» **Aim**:
Check the listing below for lines with the word "PROG" and say how many there are, with nothing but the number.
## Begin Records for this task
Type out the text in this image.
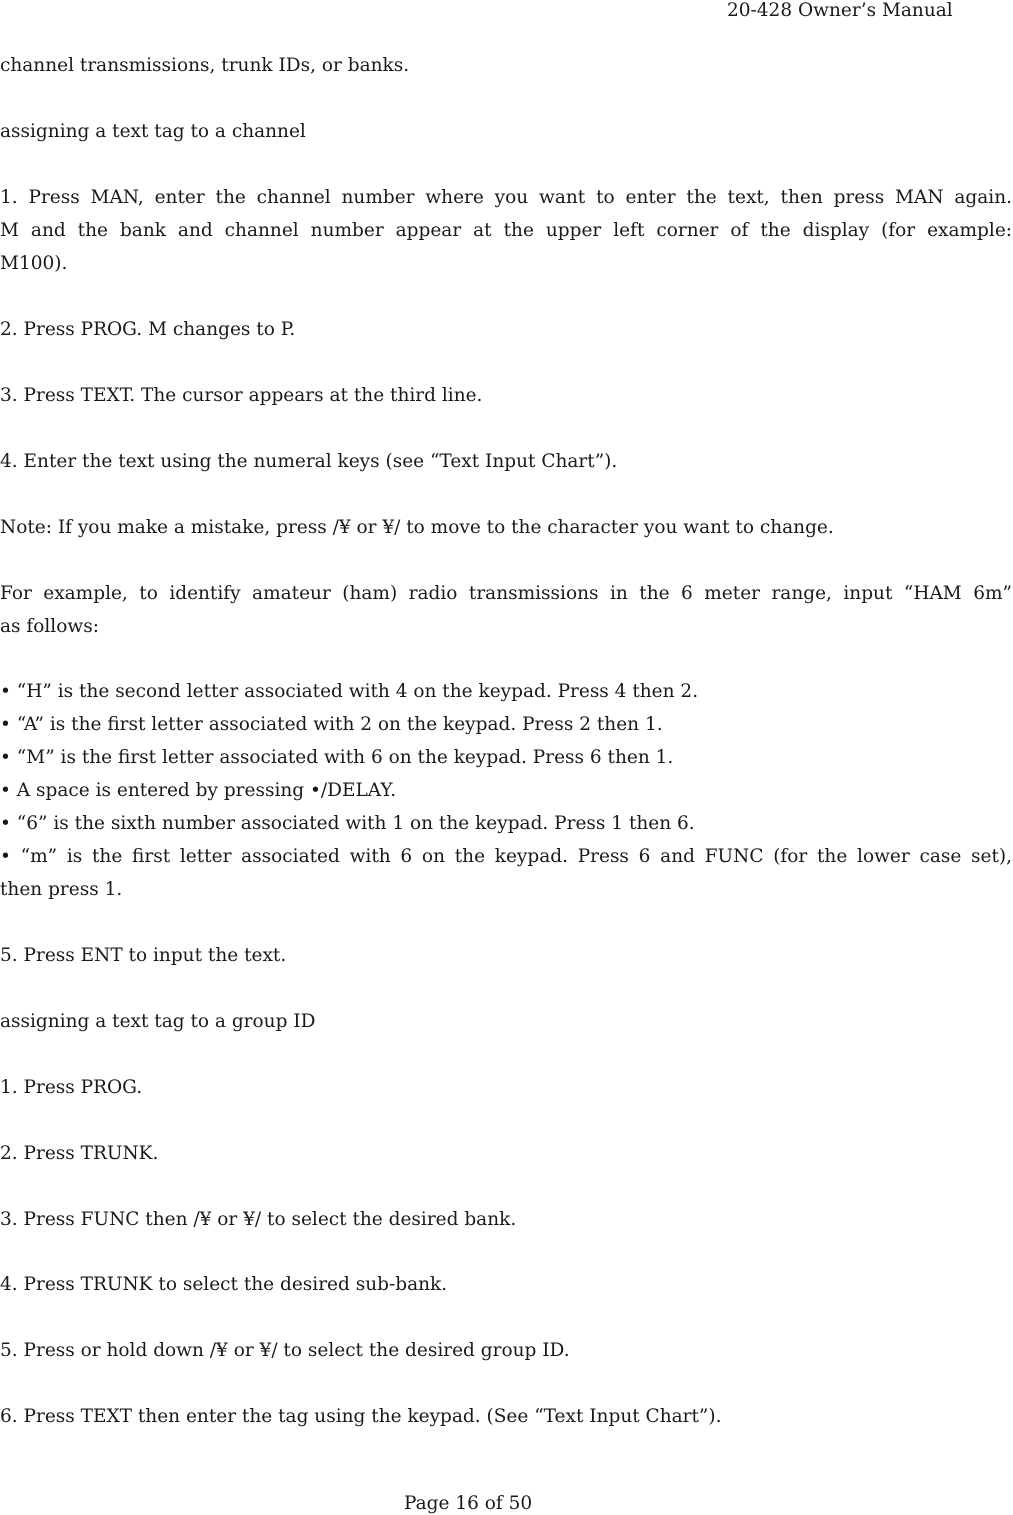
20-428 Owner’s Manual
channel transmissions, trunk IDs, or banks.
assigning a text tag to a channel
1. Press MAN, enter the channel number where you want to enter the text, then press MAN again.
M and the bank and channel number appear at the upper left corner of the display (for example:
M100).
2. Press PROG. M changes to P.
3. Press TEXT. The cursor appears at the third line.
4. Enter the text using the numeral keys (see “Text Input Chart”).
Note: If you make a mistake, press /¥ or ¥/ to move to the character you want to change.
For example, to identify amateur (ham) radio transmissions in the 6 meter range, input “HAM 6m”
as follows:
• “H” is the second letter associated with 4 on the keypad. Press 4 then 2.
• “A” is the first letter associated with 2 on the keypad. Press 2 then 1.
• “M” is the first letter associated with 6 on the keypad. Press 6 then 1.
• A space is entered by pressing •/DELAY.
• “6” is the sixth number associated with 1 on the keypad. Press 1 then 6.
• “m” is the first letter associated with 6 on the keypad. Press 6 and FUNC (for the lower case set),
then press 1.
5. Press ENT to input the text.
assigning a text tag to a group ID
1. Press PROG.
2. Press TRUNK.
3. Press FUNC then /¥ or ¥/ to select the desired bank.
4. Press TRUNK to select the desired sub-bank.
5. Press or hold down /¥ or ¥/ to select the desired group ID.
6. Press TEXT then enter the tag using the keypad. (See “Text Input Chart”).
Page 16 of 50
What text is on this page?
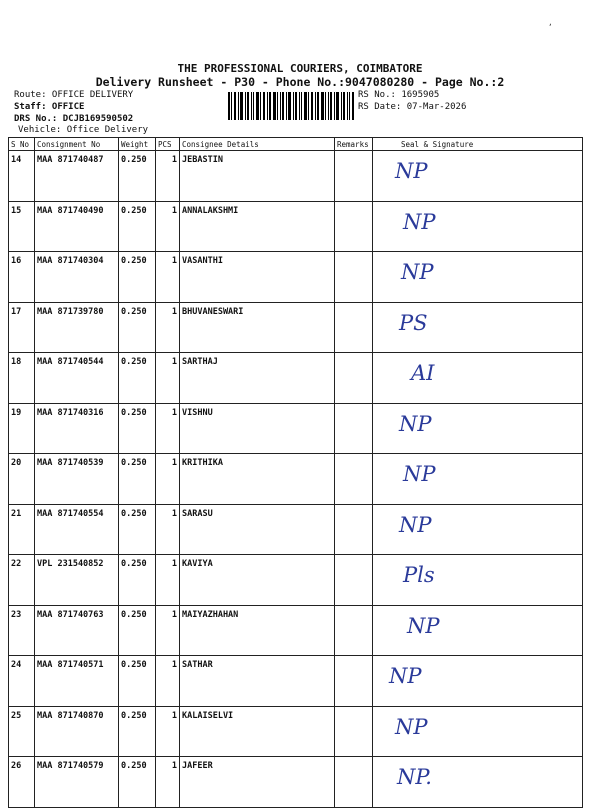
THE PROFESSIONAL COURIERS, COIMBATORE
Delivery Runsheet - P30 - Phone No.:9047080280 - Page No.:2
Route: OFFICE DELIVERY
Staff: OFFICE
DRS No.: DCJB169590502
Vehicle: Office Delivery
RS No.: 1695905
RS Date: 07-Mar-2026
,
S No	Consignment No	Weight	PCS	Consignee Details	Remarks	Seal & Signature
14	MAA 871740487	0.250	1	JEBASTIN		NP
15	MAA 871740490	0.250	1	ANNALAKSHMI		NP
16	MAA 871740304	0.250	1	VASANTHI		NP
17	MAA 871739780	0.250	1	BHUVANESWARI		PS
18	MAA 871740544	0.250	1	SARTHAJ		AI
19	MAA 871740316	0.250	1	VISHNU		NP
20	MAA 871740539	0.250	1	KRITHIKA		NP
21	MAA 871740554	0.250	1	SARASU		NP
22	VPL 231540852	0.250	1	KAVIYA		Pls
23	MAA 871740763	0.250	1	MAIYAZHAHAN		NP
24	MAA 871740571	0.250	1	SATHAR		NP
25	MAA 871740870	0.250	1	KALAISELVI		NP
26	MAA 871740579	0.250	1	JAFEER		NP.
## End Records for this task
» **Result**:
2